# Work instructions:
Wherever the string "FRIENDS" appears in the listing, copy that line.

# Provided records:
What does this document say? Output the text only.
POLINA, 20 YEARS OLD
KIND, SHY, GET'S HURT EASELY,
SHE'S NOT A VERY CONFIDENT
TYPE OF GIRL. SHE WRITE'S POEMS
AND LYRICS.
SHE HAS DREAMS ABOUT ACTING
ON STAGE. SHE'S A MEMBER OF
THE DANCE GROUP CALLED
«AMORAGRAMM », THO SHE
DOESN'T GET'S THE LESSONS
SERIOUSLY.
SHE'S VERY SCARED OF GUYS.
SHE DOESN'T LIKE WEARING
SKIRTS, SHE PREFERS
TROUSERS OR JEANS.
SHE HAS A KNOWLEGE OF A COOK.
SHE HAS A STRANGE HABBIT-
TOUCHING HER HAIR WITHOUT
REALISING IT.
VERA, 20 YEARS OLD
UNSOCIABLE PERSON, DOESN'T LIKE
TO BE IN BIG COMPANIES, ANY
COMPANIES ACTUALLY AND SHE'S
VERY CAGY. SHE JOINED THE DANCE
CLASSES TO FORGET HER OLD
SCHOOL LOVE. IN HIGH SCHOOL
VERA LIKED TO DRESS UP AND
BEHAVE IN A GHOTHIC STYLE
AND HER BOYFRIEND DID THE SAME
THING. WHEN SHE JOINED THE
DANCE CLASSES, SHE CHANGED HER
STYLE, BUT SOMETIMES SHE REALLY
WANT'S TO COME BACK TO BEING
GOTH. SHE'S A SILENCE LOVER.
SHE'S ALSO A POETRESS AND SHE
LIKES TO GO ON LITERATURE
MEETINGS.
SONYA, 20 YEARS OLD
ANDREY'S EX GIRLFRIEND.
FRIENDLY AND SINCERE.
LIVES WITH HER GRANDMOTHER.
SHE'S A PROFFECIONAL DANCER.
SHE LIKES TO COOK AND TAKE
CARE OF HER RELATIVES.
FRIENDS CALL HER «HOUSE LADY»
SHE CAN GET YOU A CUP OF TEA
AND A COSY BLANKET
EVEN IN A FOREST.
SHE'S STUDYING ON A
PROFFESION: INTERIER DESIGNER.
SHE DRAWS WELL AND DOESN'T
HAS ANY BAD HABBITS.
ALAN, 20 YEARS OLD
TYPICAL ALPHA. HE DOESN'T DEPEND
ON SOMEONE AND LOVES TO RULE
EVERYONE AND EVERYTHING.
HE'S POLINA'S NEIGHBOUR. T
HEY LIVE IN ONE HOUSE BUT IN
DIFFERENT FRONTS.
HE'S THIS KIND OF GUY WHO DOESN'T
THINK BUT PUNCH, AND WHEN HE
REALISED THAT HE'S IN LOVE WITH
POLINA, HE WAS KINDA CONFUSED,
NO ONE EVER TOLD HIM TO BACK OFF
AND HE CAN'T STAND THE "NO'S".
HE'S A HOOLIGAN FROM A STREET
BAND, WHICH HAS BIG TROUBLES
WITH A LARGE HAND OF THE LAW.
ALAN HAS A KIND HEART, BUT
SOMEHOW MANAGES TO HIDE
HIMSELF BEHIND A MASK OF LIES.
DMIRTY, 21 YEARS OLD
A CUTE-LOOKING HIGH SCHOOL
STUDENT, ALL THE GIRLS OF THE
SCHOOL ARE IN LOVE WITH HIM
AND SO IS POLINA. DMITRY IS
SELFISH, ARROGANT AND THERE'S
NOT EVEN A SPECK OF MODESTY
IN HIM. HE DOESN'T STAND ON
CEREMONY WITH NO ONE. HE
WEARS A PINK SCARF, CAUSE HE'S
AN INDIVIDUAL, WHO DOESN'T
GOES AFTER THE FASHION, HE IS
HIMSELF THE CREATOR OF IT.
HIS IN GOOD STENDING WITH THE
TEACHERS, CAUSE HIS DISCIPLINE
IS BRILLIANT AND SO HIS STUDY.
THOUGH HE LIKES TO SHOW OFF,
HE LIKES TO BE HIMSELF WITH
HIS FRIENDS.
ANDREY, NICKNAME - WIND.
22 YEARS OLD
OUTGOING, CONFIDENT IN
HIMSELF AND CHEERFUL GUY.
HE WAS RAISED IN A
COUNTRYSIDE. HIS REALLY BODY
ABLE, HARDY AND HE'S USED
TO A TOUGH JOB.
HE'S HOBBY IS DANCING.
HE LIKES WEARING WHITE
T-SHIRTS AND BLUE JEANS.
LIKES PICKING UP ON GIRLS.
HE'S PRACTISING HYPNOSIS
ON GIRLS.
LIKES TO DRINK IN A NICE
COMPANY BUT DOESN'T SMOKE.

---

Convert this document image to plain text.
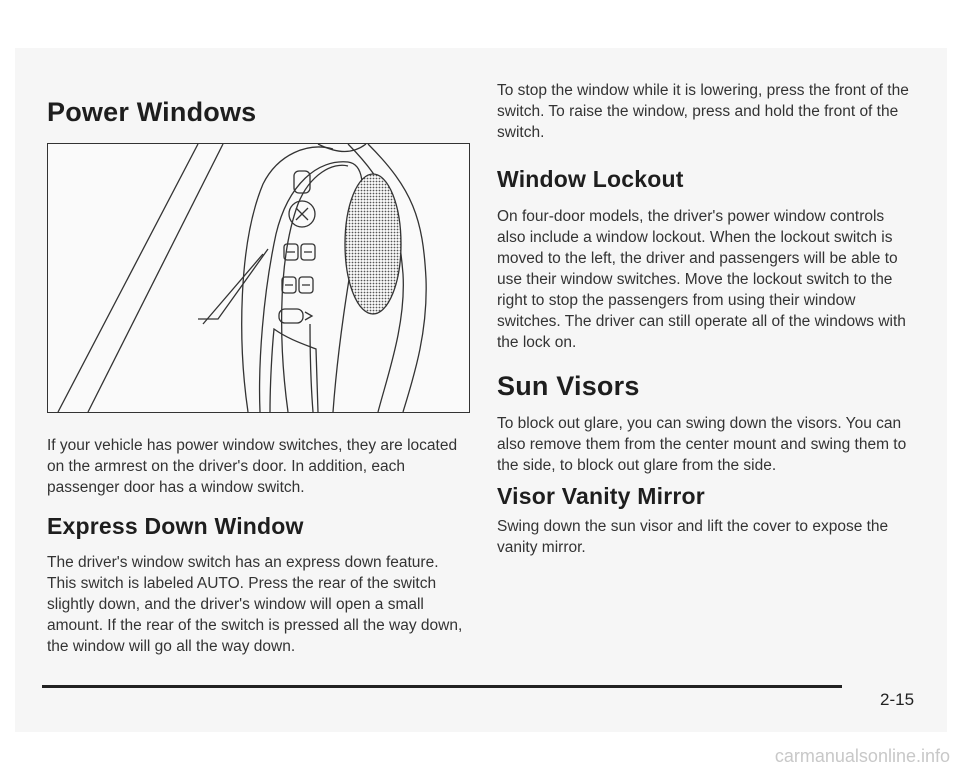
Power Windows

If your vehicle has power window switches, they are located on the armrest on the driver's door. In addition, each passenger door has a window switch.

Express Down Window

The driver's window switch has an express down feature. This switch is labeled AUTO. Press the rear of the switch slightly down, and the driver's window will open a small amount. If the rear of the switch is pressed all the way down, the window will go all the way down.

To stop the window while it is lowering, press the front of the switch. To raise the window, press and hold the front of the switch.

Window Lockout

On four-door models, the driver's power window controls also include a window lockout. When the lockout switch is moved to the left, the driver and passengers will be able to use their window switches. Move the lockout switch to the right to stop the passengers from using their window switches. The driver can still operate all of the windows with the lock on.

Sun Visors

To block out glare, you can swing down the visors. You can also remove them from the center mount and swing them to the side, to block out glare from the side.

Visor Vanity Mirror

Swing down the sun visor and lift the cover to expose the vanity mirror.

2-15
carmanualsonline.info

# Task output:
FRIENDS CALL HER «HOUSE LADY»
HIS FRIENDS.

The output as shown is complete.